Figure dataset records
** begin **
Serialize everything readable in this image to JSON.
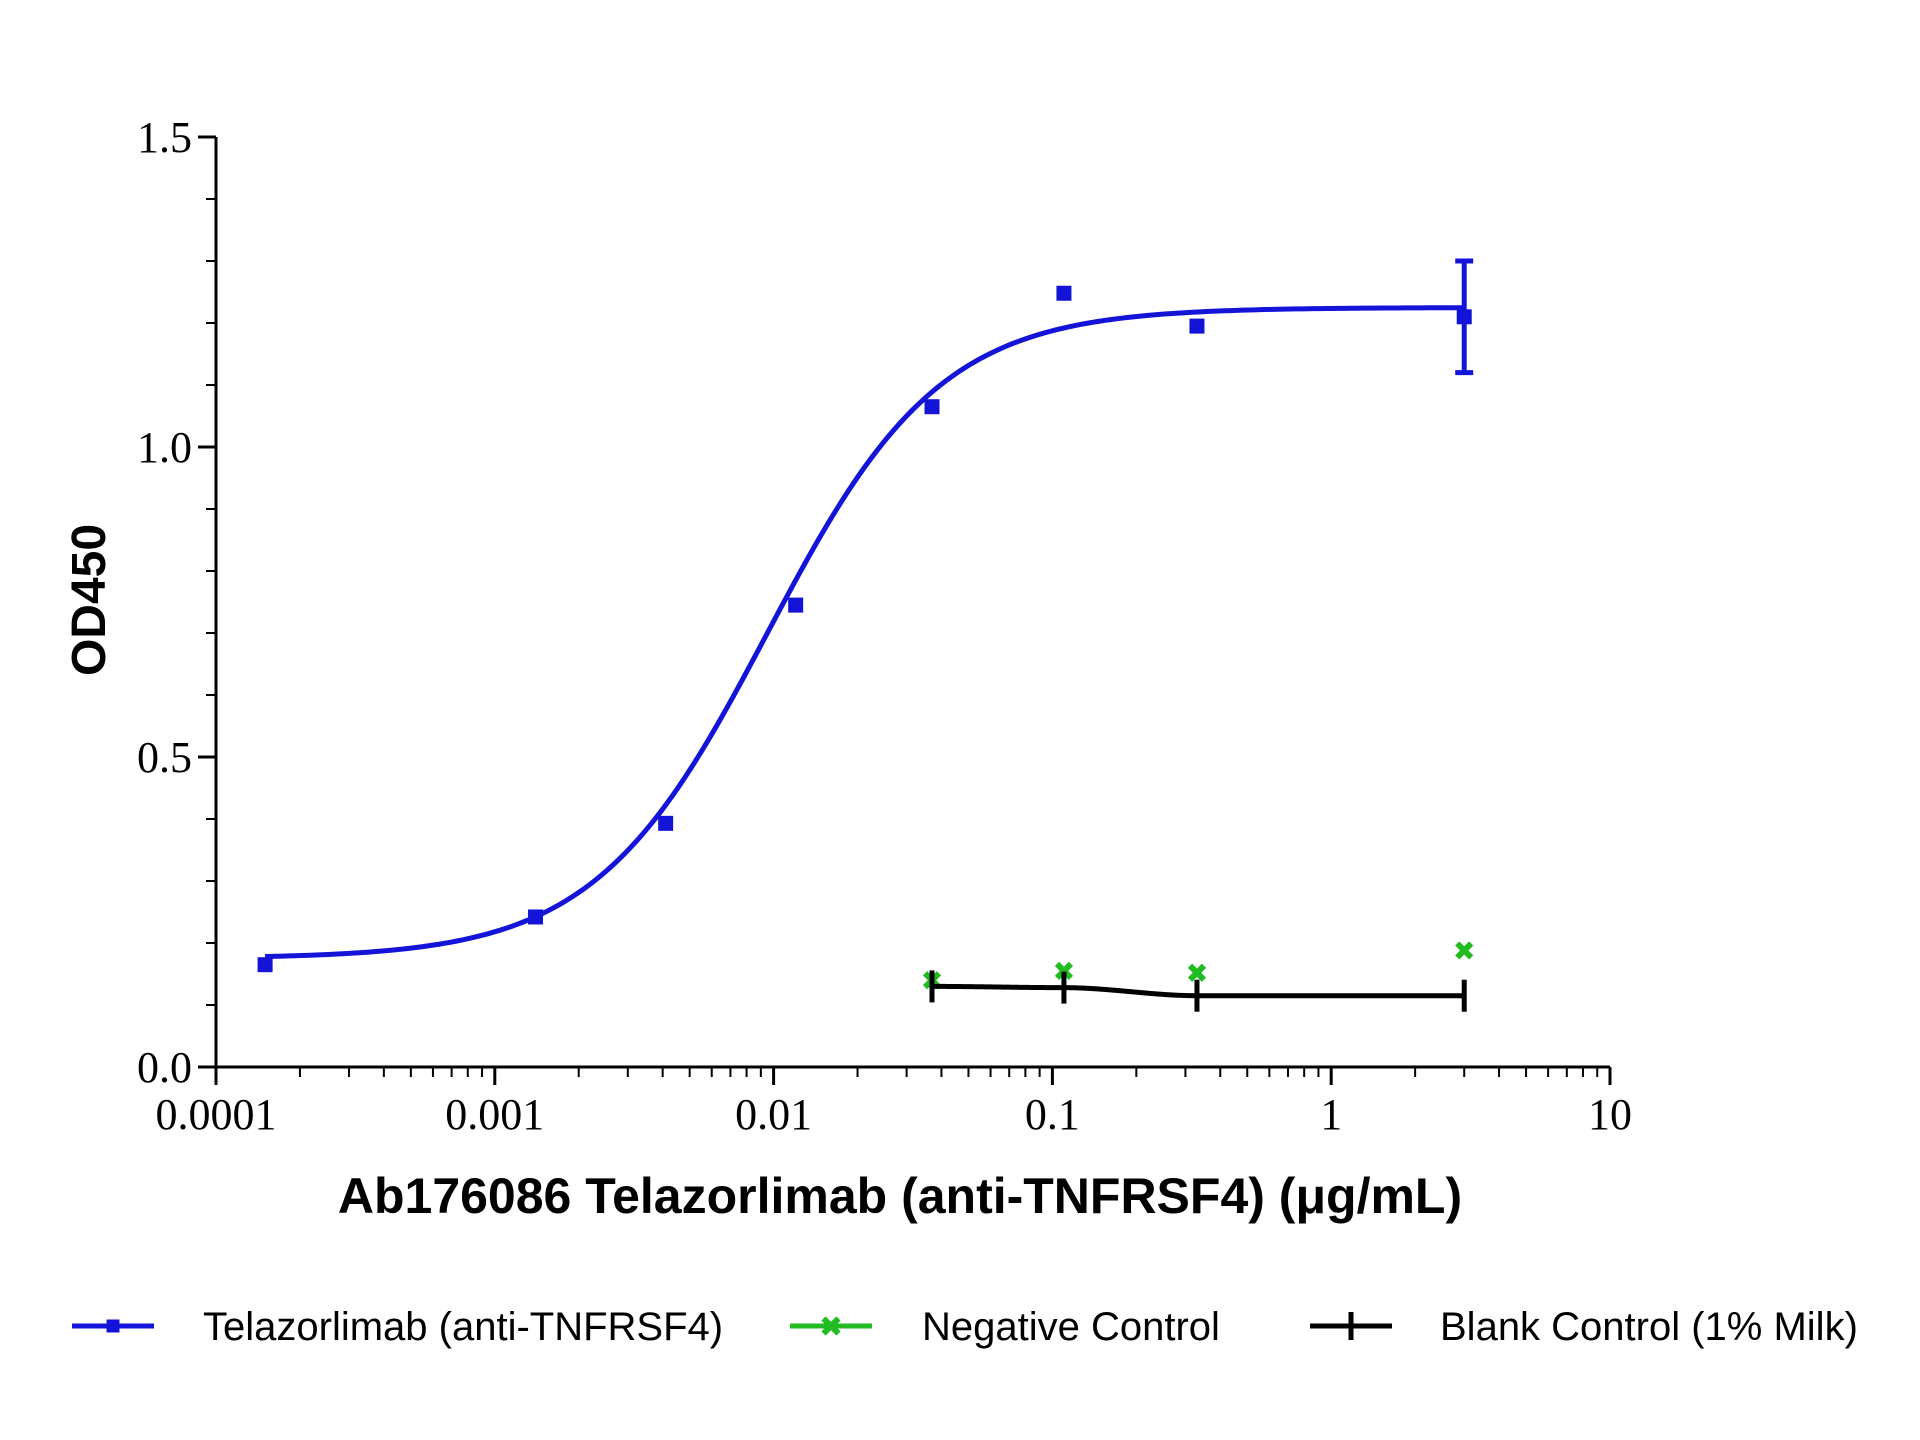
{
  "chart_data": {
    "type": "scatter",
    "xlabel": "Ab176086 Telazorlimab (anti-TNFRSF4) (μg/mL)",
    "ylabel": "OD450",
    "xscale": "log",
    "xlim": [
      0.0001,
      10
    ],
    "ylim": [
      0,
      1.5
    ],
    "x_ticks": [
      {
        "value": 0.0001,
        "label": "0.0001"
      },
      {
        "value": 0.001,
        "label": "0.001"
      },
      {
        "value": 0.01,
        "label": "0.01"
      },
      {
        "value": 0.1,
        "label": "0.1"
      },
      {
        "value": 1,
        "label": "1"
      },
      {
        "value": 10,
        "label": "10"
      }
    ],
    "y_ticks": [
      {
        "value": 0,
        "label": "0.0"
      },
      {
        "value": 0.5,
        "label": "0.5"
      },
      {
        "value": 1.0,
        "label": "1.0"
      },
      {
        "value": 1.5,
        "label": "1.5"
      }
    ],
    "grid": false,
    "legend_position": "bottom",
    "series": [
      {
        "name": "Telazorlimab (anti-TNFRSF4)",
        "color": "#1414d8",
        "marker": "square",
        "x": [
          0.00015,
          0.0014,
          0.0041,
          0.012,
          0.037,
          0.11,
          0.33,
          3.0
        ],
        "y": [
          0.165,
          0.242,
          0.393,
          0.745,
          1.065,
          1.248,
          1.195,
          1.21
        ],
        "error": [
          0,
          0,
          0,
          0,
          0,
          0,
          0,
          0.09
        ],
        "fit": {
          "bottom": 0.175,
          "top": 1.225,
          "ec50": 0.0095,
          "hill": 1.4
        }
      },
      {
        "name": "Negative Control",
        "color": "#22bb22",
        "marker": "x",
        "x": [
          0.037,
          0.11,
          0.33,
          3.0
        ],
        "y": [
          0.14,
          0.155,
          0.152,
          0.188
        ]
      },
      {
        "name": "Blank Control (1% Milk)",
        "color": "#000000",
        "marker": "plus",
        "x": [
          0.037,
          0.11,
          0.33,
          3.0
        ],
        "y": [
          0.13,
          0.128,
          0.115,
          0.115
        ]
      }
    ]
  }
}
** end **
» **Short exercise**
Return every line containing "Telazorlimab".

» **Result**
    "xlabel": "Ab176086 Telazorlimab (anti-TNFRSF4) (μg/mL)",
        "name": "Telazorlimab (anti-TNFRSF4)",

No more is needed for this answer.